▶ _Given exercise_
Only lines holding the string "Average" are wanted; copy each one from the material.

— START Materials provided —

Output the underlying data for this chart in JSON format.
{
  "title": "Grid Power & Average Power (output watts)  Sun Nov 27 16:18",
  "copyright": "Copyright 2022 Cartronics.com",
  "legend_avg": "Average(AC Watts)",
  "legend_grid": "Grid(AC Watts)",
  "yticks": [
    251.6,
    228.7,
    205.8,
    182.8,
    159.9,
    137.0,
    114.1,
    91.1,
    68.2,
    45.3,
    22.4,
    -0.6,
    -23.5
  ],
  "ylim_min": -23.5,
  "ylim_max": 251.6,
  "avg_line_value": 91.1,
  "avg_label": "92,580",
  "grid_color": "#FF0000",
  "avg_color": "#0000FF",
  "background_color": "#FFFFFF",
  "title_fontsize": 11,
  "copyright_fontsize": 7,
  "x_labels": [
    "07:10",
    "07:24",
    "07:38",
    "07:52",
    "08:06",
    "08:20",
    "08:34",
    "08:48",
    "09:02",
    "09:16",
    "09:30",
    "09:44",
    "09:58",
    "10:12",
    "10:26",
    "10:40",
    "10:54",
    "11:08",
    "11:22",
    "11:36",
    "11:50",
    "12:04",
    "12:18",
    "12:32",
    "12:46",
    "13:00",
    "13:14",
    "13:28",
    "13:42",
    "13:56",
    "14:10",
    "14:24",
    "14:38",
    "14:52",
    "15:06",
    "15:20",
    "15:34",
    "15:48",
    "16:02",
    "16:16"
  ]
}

— END Materials provided —

▶ _Result for this task_
  "title": "Grid Power & Average Power (output watts)  Sun Nov 27 16:18",
  "legend_avg": "Average(AC Watts)",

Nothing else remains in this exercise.